Extracted records:
******

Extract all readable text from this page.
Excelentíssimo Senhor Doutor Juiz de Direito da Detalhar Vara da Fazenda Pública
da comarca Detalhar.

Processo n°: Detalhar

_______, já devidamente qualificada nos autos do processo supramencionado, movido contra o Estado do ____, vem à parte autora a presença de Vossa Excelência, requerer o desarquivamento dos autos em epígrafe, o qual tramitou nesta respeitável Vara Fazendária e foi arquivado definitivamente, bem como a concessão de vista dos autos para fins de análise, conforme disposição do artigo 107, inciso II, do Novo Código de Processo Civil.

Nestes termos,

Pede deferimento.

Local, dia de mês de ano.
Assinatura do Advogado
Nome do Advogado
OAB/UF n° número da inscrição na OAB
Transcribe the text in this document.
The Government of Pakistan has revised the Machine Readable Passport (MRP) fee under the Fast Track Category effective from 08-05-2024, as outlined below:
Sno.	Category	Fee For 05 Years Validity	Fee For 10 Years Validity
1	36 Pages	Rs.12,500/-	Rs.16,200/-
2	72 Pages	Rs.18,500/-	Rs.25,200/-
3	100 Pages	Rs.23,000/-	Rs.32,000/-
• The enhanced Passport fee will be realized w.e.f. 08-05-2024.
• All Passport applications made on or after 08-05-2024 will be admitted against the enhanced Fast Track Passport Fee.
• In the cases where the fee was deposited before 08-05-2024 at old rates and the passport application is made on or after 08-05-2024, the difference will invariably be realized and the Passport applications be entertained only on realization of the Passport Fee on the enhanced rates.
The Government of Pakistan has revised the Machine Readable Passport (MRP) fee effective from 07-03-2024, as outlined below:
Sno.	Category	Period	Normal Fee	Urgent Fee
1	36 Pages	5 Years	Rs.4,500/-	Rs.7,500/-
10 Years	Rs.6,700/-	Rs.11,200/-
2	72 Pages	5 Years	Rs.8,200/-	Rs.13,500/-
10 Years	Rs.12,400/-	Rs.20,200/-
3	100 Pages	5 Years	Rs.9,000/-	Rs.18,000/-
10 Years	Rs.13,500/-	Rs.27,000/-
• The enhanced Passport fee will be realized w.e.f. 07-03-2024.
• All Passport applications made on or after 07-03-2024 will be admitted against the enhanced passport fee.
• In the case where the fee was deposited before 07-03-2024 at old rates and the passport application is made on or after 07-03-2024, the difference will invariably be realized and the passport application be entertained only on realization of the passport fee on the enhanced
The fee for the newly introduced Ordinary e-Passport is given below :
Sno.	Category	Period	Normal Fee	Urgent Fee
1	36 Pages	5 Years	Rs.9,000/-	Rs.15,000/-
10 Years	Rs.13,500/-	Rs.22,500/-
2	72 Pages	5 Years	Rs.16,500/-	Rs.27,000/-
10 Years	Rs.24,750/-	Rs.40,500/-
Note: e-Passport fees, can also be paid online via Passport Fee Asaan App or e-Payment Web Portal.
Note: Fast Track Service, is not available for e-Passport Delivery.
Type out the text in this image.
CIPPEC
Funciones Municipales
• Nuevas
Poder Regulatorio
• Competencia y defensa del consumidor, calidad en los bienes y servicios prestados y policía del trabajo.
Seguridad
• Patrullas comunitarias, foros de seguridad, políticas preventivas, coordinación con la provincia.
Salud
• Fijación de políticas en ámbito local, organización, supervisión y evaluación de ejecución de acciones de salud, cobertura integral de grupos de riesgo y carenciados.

******

### Exercise details
Print exactly the lines above, starting at the line that contains "Type out the text in this image." and ending with the last line of the records, both included.

### Complete answer
Type out the text in this image.
CIPPEC
Funciones Municipales
• Nuevas
Poder Regulatorio
• Competencia y defensa del consumidor, calidad en los bienes y servicios prestados y policía del trabajo.
Seguridad
• Patrullas comunitarias, foros de seguridad, políticas preventivas, coordinación con la provincia.
Salud
• Fijación de políticas en ámbito local, organización, supervisión y evaluación de ejecución de acciones de salud, cobertura integral de grupos de riesgo y carenciados.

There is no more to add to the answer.